▶ _Given request_:
Return every entry exactly as written.

(Records from a data collection)
....................
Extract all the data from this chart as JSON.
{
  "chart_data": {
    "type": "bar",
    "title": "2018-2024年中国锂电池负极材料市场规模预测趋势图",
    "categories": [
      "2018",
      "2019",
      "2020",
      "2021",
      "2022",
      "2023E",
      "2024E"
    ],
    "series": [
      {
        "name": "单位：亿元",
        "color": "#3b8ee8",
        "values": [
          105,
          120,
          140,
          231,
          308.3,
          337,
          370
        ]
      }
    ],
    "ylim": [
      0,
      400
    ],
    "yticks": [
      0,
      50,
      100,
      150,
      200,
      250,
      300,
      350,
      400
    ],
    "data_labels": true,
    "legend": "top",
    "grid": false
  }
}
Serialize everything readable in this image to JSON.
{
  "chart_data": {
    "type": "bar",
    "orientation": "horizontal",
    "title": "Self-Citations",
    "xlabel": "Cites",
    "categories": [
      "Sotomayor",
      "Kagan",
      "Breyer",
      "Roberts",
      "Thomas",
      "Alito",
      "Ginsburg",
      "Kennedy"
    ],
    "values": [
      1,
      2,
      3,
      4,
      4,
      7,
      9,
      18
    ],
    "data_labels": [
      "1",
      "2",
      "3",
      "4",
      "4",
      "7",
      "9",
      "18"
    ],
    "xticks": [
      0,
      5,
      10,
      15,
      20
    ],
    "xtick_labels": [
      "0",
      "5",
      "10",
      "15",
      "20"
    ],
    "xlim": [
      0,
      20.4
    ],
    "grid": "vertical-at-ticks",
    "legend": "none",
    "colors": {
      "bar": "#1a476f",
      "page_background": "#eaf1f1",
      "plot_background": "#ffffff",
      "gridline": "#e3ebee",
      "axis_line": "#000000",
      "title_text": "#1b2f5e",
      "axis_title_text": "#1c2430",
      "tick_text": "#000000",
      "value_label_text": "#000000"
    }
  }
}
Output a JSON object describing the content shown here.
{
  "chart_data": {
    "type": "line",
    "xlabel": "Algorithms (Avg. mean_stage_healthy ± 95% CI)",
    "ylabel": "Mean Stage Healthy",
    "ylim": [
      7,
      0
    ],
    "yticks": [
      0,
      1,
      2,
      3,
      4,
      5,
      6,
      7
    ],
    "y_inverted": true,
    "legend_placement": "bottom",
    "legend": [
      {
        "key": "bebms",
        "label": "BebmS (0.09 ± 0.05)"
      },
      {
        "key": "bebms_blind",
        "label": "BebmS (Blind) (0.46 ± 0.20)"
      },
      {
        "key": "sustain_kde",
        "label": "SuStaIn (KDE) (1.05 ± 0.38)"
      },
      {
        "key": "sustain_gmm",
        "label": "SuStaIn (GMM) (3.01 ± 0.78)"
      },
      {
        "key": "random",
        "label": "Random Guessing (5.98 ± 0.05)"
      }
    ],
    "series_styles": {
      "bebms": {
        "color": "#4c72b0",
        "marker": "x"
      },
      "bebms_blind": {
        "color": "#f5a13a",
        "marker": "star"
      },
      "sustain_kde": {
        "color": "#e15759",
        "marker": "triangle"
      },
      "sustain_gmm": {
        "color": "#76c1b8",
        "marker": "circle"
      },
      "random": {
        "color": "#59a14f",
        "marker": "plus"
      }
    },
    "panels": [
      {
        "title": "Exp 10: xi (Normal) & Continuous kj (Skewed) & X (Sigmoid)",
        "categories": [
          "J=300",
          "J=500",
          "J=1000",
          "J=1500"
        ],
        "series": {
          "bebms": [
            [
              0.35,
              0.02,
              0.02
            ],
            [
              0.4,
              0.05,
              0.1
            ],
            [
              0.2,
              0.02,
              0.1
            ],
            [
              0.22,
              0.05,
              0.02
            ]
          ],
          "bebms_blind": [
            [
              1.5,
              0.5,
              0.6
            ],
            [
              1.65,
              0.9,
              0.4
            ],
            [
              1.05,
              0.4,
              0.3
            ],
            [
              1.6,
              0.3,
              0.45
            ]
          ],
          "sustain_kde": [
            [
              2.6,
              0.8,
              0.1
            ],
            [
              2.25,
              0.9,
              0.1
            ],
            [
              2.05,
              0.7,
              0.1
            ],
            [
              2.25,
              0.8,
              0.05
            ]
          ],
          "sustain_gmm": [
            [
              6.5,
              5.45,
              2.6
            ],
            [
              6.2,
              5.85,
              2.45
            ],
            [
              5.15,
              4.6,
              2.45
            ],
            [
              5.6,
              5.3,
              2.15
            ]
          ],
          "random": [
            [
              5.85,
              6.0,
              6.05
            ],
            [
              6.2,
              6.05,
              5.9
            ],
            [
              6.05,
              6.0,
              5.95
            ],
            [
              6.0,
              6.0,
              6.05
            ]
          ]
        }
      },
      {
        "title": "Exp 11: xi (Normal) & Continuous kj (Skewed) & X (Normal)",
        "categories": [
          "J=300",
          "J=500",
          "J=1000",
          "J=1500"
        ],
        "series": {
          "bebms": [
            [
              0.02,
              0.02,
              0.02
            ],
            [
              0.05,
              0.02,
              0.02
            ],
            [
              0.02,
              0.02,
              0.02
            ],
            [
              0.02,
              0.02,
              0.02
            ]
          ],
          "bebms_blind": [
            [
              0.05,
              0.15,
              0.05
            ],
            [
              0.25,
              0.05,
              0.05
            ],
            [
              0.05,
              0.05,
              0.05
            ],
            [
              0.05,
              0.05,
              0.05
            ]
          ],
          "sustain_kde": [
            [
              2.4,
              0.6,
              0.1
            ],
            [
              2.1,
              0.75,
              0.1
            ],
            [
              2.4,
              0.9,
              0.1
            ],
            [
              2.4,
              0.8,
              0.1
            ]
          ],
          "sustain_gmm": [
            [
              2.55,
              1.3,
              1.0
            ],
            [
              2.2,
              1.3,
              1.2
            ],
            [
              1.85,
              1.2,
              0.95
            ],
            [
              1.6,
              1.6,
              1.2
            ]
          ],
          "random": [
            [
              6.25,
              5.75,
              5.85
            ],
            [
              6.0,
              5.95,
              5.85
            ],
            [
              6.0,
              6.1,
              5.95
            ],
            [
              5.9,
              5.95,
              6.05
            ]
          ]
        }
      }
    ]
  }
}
....................
▶ _Exercise response_:
Extract all the data from this chart as JSON.
{
  "chart_data": {
    "type": "bar",
    "title": "2018-2024年中国锂电池负极材料市场规模预测趋势图",
    "categories": [
      "2018",
      "2019",
      "2020",
      "2021",
      "2022",
      "2023E",
      "2024E"
    ],
    "series": [
      {
        "name": "单位：亿元",
        "color": "#3b8ee8",
        "values": [
          105,
          120,
          140,
          231,
          308.3,
          337,
          370
        ]
      }
    ],
    "ylim": [
      0,
      400
    ],
    "yticks": [
      0,
      50,
      100,
      150,
      200,
      250,
      300,
      350,
      400
    ],
    "data_labels": true,
    "legend": "top",
    "grid": false
  }
}
Serialize everything readable in this image to JSON.
{
  "chart_data": {
    "type": "bar",
    "orientation": "horizontal",
    "title": "Self-Citations",
    "xlabel": "Cites",
    "categories": [
      "Sotomayor",
      "Kagan",
      "Breyer",
      "Roberts",
      "Thomas",
      "Alito",
      "Ginsburg",
      "Kennedy"
    ],
    "values": [
      1,
      2,
      3,
      4,
      4,
      7,
      9,
      18
    ],
    "data_labels": [
      "1",
      "2",
      "3",
      "4",
      "4",
      "7",
      "9",
      "18"
    ],
    "xticks": [
      0,
      5,
      10,
      15,
      20
    ],
    "xtick_labels": [
      "0",
      "5",
      "10",
      "15",
      "20"
    ],
    "xlim": [
      0,
      20.4
    ],
    "grid": "vertical-at-ticks",
    "legend": "none",
    "colors": {
      "bar": "#1a476f",
      "page_background": "#eaf1f1",
      "plot_background": "#ffffff",
      "gridline": "#e3ebee",
      "axis_line": "#000000",
      "title_text": "#1b2f5e",
      "axis_title_text": "#1c2430",
      "tick_text": "#000000",
      "value_label_text": "#000000"
    }
  }
}
Output a JSON object describing the content shown here.
{
  "chart_data": {
    "type": "line",
    "xlabel": "Algorithms (Avg. mean_stage_healthy ± 95% CI)",
    "ylabel": "Mean Stage Healthy",
    "ylim": [
      7,
      0
    ],
    "yticks": [
      0,
      1,
      2,
      3,
      4,
      5,
      6,
      7
    ],
    "y_inverted": true,
    "legend_placement": "bottom",
    "legend": [
      {
        "key": "bebms",
        "label": "BebmS (0.09 ± 0.05)"
      },
      {
        "key": "bebms_blind",
        "label": "BebmS (Blind) (0.46 ± 0.20)"
      },
      {
        "key": "sustain_kde",
        "label": "SuStaIn (KDE) (1.05 ± 0.38)"
      },
      {
        "key": "sustain_gmm",
        "label": "SuStaIn (GMM) (3.01 ± 0.78)"
      },
      {
        "key": "random",
        "label": "Random Guessing (5.98 ± 0.05)"
      }
    ],
    "series_styles": {
      "bebms": {
        "color": "#4c72b0",
        "marker": "x"
      },
      "bebms_blind": {
        "color": "#f5a13a",
        "marker": "star"
      },
      "sustain_kde": {
        "color": "#e15759",
        "marker": "triangle"
      },
      "sustain_gmm": {
        "color": "#76c1b8",
        "marker": "circle"
      },
      "random": {
        "color": "#59a14f",
        "marker": "plus"
      }
    },
    "panels": [
      {
        "title": "Exp 10: xi (Normal) & Continuous kj (Skewed) & X (Sigmoid)",
        "categories": [
          "J=300",
          "J=500",
          "J=1000",
          "J=1500"
        ],
        "series": {
          "bebms": [
            [
              0.35,
              0.02,
              0.02
            ],
            [
              0.4,
              0.05,
              0.1
            ],
            [
              0.2,
              0.02,
              0.1
            ],
            [
              0.22,
              0.05,
              0.02
            ]
          ],
          "bebms_blind": [
            [
              1.5,
              0.5,
              0.6
            ],
            [
              1.65,
              0.9,
              0.4
            ],
            [
              1.05,
              0.4,
              0.3
            ],
            [
              1.6,
              0.3,
              0.45
            ]
          ],
          "sustain_kde": [
            [
              2.6,
              0.8,
              0.1
            ],
            [
              2.25,
              0.9,
              0.1
            ],
            [
              2.05,
              0.7,
              0.1
            ],
            [
              2.25,
              0.8,
              0.05
            ]
          ],
          "sustain_gmm": [
            [
              6.5,
              5.45,
              2.6
            ],
            [
              6.2,
              5.85,
              2.45
            ],
            [
              5.15,
              4.6,
              2.45
            ],
            [
              5.6,
              5.3,
              2.15
            ]
          ],
          "random": [
            [
              5.85,
              6.0,
              6.05
            ],
            [
              6.2,
              6.05,
              5.9
            ],
            [
              6.05,
              6.0,
              5.95
            ],
            [
              6.0,
              6.0,
              6.05
            ]
          ]
        }
      },
      {
        "title": "Exp 11: xi (Normal) & Continuous kj (Skewed) & X (Normal)",
        "categories": [
          "J=300",
          "J=500",
          "J=1000",
          "J=1500"
        ],
        "series": {
          "bebms": [
            [
              0.02,
              0.02,
              0.02
            ],
            [
              0.05,
              0.02,
              0.02
            ],
            [
              0.02,
              0.02,
              0.02
            ],
            [
              0.02,
              0.02,
              0.02
            ]
          ],
          "bebms_blind": [
            [
              0.05,
              0.15,
              0.05
            ],
            [
              0.25,
              0.05,
              0.05
            ],
            [
              0.05,
              0.05,
              0.05
            ],
            [
              0.05,
              0.05,
              0.05
            ]
          ],
          "sustain_kde": [
            [
              2.4,
              0.6,
              0.1
            ],
            [
              2.1,
              0.75,
              0.1
            ],
            [
              2.4,
              0.9,
              0.1
            ],
            [
              2.4,
              0.8,
              0.1
            ]
          ],
          "sustain_gmm": [
            [
              2.55,
              1.3,
              1.0
            ],
            [
              2.2,
              1.3,
              1.2
            ],
            [
              1.85,
              1.2,
              0.95
            ],
            [
              1.6,
              1.6,
              1.2
            ]
          ],
          "random": [
            [
              6.25,
              5.75,
              5.85
            ],
            [
              6.0,
              5.95,
              5.85
            ],
            [
              6.0,
              6.1,
              5.95
            ],
            [
              5.9,
              5.95,
              6.05
            ]
          ]
        }
      }
    ]
  }
}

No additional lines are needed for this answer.